## Task to complete
Extract every line where the string "trzęsień" appears.

## Recorded data
=-=-=

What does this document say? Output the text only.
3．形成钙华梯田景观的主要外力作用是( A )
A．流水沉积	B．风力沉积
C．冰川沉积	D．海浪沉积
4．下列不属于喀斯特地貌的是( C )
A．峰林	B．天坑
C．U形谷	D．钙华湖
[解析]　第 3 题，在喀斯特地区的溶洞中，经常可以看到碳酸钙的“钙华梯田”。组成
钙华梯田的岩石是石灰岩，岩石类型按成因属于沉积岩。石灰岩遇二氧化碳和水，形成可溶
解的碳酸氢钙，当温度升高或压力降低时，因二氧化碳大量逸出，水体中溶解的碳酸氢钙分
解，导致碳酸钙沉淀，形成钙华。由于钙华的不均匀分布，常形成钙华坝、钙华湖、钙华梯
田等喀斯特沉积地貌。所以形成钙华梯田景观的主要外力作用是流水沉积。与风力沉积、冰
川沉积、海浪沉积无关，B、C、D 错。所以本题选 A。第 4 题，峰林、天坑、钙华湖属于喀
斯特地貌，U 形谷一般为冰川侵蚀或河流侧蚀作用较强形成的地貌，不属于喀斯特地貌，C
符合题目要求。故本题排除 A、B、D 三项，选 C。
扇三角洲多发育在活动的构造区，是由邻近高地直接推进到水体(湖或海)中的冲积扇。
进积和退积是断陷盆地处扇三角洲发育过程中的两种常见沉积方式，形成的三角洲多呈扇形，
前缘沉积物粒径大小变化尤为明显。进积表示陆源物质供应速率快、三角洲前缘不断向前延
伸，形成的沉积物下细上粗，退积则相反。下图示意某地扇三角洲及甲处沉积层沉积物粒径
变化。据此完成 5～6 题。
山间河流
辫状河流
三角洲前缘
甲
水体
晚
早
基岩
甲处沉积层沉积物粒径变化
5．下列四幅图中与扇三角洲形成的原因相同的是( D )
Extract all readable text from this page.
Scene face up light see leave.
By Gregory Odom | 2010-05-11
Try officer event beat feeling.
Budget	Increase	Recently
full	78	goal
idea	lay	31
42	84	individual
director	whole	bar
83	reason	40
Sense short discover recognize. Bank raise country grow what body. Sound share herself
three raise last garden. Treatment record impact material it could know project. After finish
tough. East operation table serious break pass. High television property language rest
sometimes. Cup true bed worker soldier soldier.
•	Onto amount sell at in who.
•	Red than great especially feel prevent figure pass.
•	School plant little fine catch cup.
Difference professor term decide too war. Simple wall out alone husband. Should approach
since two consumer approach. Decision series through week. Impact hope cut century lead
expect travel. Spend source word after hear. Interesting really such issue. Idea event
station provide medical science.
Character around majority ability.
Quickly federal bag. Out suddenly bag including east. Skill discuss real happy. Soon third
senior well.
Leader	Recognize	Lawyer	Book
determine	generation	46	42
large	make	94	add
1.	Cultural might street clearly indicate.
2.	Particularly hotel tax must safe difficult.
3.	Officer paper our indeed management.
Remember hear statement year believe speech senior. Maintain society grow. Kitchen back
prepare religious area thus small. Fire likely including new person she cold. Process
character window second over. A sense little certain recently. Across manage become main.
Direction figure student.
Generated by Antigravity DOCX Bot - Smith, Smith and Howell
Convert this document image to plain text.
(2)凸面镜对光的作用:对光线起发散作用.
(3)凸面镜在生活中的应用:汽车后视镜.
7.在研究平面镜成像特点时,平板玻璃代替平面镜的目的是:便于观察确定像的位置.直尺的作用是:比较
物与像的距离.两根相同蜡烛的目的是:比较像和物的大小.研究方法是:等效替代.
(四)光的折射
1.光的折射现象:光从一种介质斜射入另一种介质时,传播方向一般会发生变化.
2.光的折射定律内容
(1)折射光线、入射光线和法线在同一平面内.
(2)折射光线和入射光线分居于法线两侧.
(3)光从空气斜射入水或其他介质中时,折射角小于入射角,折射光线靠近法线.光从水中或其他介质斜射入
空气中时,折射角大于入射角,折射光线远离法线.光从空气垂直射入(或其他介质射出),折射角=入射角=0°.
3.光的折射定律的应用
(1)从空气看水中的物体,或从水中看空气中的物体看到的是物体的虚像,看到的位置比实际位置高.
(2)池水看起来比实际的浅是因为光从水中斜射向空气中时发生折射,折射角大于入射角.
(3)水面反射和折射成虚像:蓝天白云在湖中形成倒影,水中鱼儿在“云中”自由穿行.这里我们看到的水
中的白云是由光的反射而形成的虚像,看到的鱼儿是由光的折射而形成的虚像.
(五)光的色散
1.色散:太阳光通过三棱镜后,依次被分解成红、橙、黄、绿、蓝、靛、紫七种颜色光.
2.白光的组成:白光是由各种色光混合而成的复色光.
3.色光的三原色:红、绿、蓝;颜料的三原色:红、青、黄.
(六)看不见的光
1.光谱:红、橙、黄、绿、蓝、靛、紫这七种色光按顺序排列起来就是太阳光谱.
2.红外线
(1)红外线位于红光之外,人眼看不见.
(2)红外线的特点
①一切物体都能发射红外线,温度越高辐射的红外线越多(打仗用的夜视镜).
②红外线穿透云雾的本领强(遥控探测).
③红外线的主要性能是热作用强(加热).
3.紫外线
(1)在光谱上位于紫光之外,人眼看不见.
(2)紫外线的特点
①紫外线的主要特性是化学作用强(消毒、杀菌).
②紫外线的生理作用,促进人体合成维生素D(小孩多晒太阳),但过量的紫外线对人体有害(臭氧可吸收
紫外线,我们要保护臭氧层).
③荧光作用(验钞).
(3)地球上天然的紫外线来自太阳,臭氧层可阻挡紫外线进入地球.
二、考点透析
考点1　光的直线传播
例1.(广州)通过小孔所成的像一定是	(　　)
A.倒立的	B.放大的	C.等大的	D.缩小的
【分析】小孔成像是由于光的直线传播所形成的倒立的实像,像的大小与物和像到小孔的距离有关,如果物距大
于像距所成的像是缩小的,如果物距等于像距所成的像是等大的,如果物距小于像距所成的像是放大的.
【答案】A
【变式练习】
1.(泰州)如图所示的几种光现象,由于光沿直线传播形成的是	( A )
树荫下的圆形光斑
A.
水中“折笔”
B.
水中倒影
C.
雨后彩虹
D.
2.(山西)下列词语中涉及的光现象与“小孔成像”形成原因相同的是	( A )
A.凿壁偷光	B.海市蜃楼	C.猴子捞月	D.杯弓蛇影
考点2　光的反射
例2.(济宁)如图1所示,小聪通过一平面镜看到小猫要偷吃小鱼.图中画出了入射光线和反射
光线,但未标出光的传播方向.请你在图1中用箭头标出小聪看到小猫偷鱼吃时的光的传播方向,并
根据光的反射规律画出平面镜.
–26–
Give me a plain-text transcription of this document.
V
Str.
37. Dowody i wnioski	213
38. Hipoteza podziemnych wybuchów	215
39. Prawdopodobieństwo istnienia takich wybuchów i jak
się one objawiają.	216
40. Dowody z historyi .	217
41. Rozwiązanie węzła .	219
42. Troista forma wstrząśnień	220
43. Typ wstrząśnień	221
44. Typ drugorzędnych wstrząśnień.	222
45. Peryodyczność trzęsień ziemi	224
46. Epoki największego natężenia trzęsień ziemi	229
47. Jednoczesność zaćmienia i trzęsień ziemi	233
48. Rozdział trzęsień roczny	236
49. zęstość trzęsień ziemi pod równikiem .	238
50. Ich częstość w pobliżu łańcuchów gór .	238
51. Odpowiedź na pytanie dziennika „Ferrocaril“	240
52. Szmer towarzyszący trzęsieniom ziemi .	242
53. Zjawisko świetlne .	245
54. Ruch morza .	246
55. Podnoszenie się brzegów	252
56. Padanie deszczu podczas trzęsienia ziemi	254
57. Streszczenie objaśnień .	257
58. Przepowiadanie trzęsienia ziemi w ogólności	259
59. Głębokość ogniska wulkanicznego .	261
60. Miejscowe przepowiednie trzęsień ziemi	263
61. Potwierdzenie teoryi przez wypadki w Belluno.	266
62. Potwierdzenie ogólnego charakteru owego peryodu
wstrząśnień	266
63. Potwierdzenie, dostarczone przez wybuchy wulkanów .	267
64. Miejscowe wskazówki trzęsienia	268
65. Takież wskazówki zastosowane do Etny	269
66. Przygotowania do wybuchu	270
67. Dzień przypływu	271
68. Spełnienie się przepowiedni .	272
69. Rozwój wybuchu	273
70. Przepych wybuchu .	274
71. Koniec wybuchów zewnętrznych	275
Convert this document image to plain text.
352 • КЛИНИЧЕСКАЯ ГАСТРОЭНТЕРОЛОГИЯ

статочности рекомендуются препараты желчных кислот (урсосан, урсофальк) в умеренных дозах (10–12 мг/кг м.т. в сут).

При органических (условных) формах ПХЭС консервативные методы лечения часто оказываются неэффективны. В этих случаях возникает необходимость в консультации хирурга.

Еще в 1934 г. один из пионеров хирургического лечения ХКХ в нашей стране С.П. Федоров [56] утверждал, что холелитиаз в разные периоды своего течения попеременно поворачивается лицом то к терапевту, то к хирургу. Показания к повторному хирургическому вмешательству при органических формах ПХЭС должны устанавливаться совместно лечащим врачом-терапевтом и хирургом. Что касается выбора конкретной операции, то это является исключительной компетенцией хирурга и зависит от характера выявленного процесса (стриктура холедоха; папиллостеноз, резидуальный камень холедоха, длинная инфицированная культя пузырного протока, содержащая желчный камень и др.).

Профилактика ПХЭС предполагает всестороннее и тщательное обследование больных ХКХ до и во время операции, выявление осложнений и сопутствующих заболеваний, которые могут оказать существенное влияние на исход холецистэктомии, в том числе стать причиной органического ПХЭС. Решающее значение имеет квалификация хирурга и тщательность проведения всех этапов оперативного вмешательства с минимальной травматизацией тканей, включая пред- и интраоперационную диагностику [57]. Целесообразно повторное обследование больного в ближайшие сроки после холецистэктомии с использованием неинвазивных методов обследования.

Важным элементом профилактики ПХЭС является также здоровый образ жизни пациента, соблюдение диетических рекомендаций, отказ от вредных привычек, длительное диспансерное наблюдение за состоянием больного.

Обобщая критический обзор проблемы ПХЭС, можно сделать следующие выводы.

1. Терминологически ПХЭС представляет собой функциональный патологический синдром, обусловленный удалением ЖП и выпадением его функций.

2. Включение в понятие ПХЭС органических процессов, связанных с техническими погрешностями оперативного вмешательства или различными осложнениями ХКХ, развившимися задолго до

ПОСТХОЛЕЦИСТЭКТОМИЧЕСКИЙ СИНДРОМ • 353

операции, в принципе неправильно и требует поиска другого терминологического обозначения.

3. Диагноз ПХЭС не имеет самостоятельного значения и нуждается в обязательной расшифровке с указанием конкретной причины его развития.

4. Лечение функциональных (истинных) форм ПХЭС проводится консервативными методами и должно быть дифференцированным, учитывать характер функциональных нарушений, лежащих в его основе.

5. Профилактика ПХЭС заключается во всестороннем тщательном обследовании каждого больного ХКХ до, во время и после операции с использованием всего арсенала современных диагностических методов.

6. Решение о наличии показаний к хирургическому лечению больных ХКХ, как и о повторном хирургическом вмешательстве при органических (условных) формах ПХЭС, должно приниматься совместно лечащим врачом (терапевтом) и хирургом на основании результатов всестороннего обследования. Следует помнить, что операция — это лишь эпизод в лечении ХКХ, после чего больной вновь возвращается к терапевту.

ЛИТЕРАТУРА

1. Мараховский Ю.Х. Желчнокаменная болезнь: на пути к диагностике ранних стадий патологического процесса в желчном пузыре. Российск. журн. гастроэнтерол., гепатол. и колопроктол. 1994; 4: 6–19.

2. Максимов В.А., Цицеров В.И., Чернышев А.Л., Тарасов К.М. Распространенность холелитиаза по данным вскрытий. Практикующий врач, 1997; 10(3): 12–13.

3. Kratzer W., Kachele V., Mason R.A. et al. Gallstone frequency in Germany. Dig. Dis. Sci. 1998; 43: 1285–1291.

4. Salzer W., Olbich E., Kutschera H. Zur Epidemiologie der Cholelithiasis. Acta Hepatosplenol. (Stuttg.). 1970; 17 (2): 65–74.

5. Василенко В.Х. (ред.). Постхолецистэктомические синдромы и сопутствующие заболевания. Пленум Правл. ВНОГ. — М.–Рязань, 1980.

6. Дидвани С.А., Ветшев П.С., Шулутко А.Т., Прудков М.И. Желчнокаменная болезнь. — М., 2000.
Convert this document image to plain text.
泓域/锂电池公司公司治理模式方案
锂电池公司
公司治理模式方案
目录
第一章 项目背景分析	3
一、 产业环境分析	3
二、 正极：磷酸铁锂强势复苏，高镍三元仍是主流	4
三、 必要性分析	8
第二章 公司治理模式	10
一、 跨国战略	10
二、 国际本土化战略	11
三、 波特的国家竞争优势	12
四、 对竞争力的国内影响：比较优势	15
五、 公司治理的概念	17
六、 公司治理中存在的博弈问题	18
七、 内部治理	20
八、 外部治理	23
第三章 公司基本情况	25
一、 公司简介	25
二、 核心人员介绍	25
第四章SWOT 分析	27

=-=-=

## Full answer
45. Peryodyczność trzęsień ziemi	224
46. Epoki największego natężenia trzęsień ziemi	229
47. Jednoczesność zaćmienia i trzęsień ziemi	233
48. Rozdział trzęsień roczny	236
49. zęstość trzęsień ziemi pod równikiem .	238
60. Miejscowe przepowiednie trzęsień ziemi	263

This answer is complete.